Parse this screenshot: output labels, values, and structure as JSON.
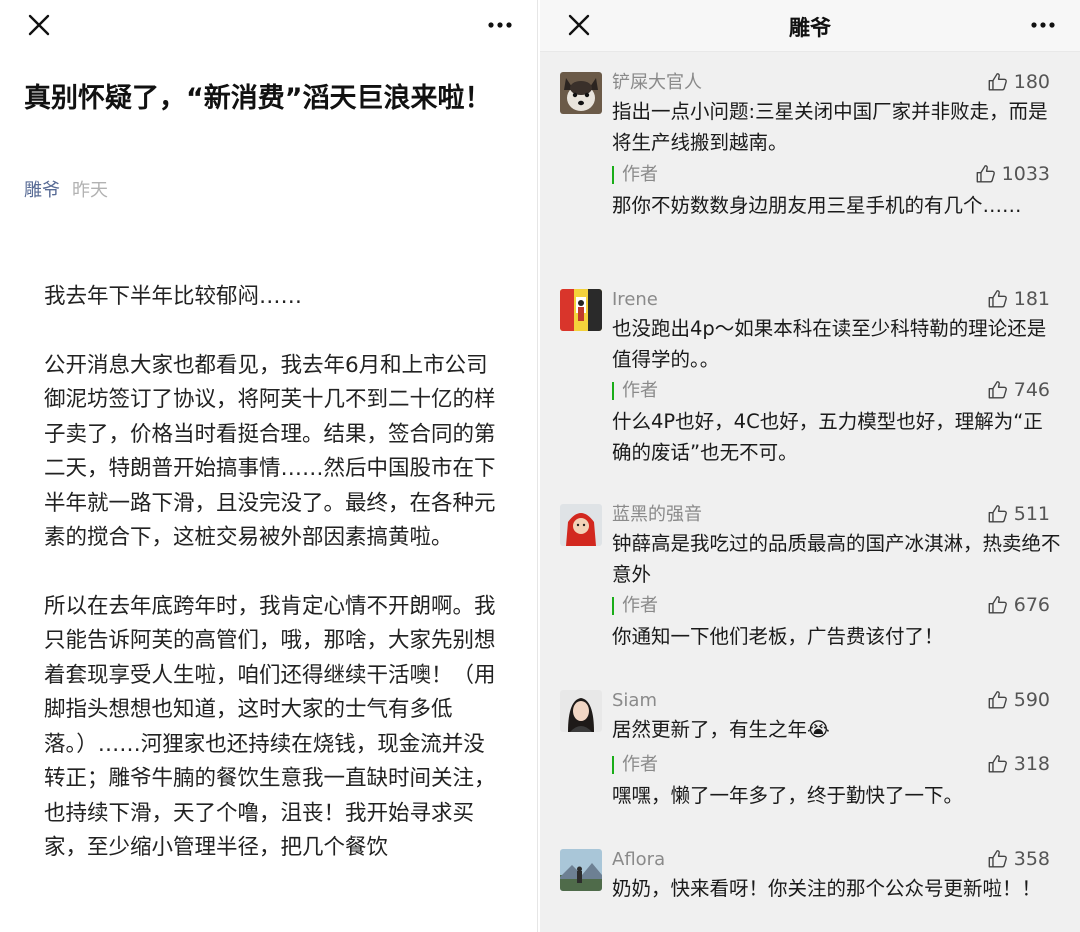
{
  "article": {
    "title": "真别怀疑了，“新消费”滔天巨浪来啦！",
    "author": "雕爷",
    "date": "昨天",
    "paragraphs": [
      "我去年下半年比较郁闷……",
      "公开消息大家也都看见，我去年6月和上市公司御泥坊签订了协议，将阿芙十几不到二十亿的样子卖了，价格当时看挺合理。结果，签合同的第二天，特朗普开始搞事情……然后中国股市在下半年就一路下滑，且没完没了。最终，在各种元素的搅合下，这桩交易被外部因素搞黄啦。",
      "所以在去年底跨年时，我肯定心情不开朗啊。我只能告诉阿芙的高管们，哦，那啥，大家先别想着套现享受人生啦，咱们还得继续干活噢！（用脚指头想想也知道，这时大家的士气有多低落。）……河狸家也还持续在烧钱，现金流并没转正；雕爷牛腩的餐饮生意我一直缺时间关注，也持续下滑，天了个噜，沮丧！我开始寻求买家，至少缩小管理半径，把几个餐饮"
    ]
  },
  "comments_panel": {
    "title": "雕爷",
    "author_tag_label": "作者",
    "comments": [
      {
        "name": "铲屎大官人",
        "likes": "180",
        "text": "指出一点小问题:三星关闭中国厂家并非败走，而是将生产线搬到越南。",
        "reply_likes": "1033",
        "reply": "那你不妨数数身边朋友用三星手机的有几个……",
        "avatar": "husky-dog-avatar"
      },
      {
        "name": "Irene",
        "likes": "181",
        "text": "也没跑出4p～如果本科在读至少科特勒的理论还是值得学的。。",
        "reply_likes": "746",
        "reply": "什么4P也好，4C也好，五力模型也好，理解为“正确的废话”也无不可。",
        "avatar": "photo-collage-avatar"
      },
      {
        "name": "蓝黑的强音",
        "likes": "511",
        "text": "钟薛高是我吃过的品质最高的国产冰淇淋，热卖绝不意外",
        "reply_likes": "676",
        "reply": "你通知一下他们老板，广告费该付了！",
        "avatar": "red-hood-child-avatar"
      },
      {
        "name": "Siam",
        "likes": "590",
        "text": "居然更新了，有生之年😭",
        "reply_likes": "318",
        "reply": "嘿嘿，懒了一年多了，终于勤快了一下。",
        "avatar": "woman-portrait-avatar"
      },
      {
        "name": "Aflora",
        "likes": "358",
        "text": "奶奶，快来看呀！你关注的那个公众号更新啦！！",
        "avatar": "landscape-person-avatar"
      }
    ]
  },
  "colors": {
    "author_link": "#586b95",
    "author_tag_bar": "#1aad19",
    "panel_bg": "#f0f0f0"
  }
}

====================

- [Direction] All of the data above should be quoted exactly, except for the pictures.

- [Solution to the problem]
Parse this screenshot: output labels, values, and structure as JSON.
{
  "article": {
    "title": "真别怀疑了，“新消费”滔天巨浪来啦！",
    "author": "雕爷",
    "date": "昨天",
    "paragraphs": [
      "我去年下半年比较郁闷……",
      "公开消息大家也都看见，我去年6月和上市公司御泥坊签订了协议，将阿芙十几不到二十亿的样子卖了，价格当时看挺合理。结果，签合同的第二天，特朗普开始搞事情……然后中国股市在下半年就一路下滑，且没完没了。最终，在各种元素的搅合下，这桩交易被外部因素搞黄啦。",
      "所以在去年底跨年时，我肯定心情不开朗啊。我只能告诉阿芙的高管们，哦，那啥，大家先别想着套现享受人生啦，咱们还得继续干活噢！（用脚指头想想也知道，这时大家的士气有多低落。）……河狸家也还持续在烧钱，现金流并没转正；雕爷牛腩的餐饮生意我一直缺时间关注，也持续下滑，天了个噜，沮丧！我开始寻求买家，至少缩小管理半径，把几个餐饮"
    ]
  },
  "comments_panel": {
    "title": "雕爷",
    "author_tag_label": "作者",
    "comments": [
      {
        "name": "铲屎大官人",
        "likes": "180",
        "text": "指出一点小问题:三星关闭中国厂家并非败走，而是将生产线搬到越南。",
        "reply_likes": "1033",
        "reply": "那你不妨数数身边朋友用三星手机的有几个……",
        "avatar": "husky-dog-avatar"
      },
      {
        "name": "Irene",
        "likes": "181",
        "text": "也没跑出4p～如果本科在读至少科特勒的理论还是值得学的。。",
        "reply_likes": "746",
        "reply": "什么4P也好，4C也好，五力模型也好，理解为“正确的废话”也无不可。",
        "avatar": "photo-collage-avatar"
      },
      {
        "name": "蓝黑的强音",
        "likes": "511",
        "text": "钟薛高是我吃过的品质最高的国产冰淇淋，热卖绝不意外",
        "reply_likes": "676",
        "reply": "你通知一下他们老板，广告费该付了！",
        "avatar": "red-hood-child-avatar"
      },
      {
        "name": "Siam",
        "likes": "590",
        "text": "居然更新了，有生之年😭",
        "reply_likes": "318",
        "reply": "嘿嘿，懒了一年多了，终于勤快了一下。",
        "avatar": "woman-portrait-avatar"
      },
      {
        "name": "Aflora",
        "likes": "358",
        "text": "奶奶，快来看呀！你关注的那个公众号更新啦！！",
        "avatar": "landscape-person-avatar"
      }
    ]
  },
  "colors": {
    "author_link": "#586b95",
    "author_tag_bar": "#1aad19",
    "panel_bg": "#f0f0f0"
  }
}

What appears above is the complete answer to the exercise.